== Exercise objective ==
Reproduce the listing verbatim from its first line through the line containing "chart-title: エフェクト・ヴェーラー/20AP/P 価格推移(過去30日間)", including both.

== Raw data ==
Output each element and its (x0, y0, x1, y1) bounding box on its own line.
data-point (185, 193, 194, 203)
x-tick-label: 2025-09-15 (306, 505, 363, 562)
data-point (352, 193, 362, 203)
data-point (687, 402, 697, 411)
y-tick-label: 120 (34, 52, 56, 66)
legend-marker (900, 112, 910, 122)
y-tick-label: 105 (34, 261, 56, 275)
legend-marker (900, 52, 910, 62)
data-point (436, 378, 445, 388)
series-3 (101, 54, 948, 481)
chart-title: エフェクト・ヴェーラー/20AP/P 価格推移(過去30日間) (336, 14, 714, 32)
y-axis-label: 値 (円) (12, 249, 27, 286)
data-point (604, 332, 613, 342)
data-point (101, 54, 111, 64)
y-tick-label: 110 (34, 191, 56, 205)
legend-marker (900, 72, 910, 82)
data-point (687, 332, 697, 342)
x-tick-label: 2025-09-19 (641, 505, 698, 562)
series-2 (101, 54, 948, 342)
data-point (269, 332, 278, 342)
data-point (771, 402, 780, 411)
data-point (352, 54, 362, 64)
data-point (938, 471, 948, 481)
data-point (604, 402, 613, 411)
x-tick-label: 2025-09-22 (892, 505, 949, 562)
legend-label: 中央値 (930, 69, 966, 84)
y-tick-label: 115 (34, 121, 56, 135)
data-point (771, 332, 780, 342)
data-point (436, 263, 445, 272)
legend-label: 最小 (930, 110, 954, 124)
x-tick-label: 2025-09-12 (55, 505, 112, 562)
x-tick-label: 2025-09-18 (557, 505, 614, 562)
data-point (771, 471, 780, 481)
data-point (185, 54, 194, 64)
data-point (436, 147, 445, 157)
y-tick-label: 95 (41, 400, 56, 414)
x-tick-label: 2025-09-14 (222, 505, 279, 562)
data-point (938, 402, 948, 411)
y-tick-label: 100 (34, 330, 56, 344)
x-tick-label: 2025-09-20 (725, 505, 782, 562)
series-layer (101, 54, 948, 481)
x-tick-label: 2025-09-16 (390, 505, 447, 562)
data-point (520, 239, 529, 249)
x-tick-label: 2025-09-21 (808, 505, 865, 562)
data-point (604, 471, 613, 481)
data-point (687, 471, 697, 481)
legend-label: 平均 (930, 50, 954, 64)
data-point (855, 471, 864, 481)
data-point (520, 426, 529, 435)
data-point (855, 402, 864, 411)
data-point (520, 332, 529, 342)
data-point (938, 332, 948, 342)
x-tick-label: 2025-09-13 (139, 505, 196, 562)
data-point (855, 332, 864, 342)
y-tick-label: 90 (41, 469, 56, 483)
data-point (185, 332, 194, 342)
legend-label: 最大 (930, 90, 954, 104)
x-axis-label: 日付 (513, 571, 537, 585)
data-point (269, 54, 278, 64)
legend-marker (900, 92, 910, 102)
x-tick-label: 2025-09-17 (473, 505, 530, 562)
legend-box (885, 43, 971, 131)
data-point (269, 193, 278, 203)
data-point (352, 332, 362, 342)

== Result for this task ==
Output each element and its (x0, y0, x1, y1) bounding box on its own line.
data-point (185, 193, 194, 203)
x-tick-label: 2025-09-15 (306, 505, 363, 562)
data-point (352, 193, 362, 203)
data-point (687, 402, 697, 411)
y-tick-label: 120 (34, 52, 56, 66)
legend-marker (900, 112, 910, 122)
y-tick-label: 105 (34, 261, 56, 275)
legend-marker (900, 52, 910, 62)
data-point (436, 378, 445, 388)
series-3 (101, 54, 948, 481)
chart-title: エフェクト・ヴェーラー/20AP/P 価格推移(過去30日間) (336, 14, 714, 32)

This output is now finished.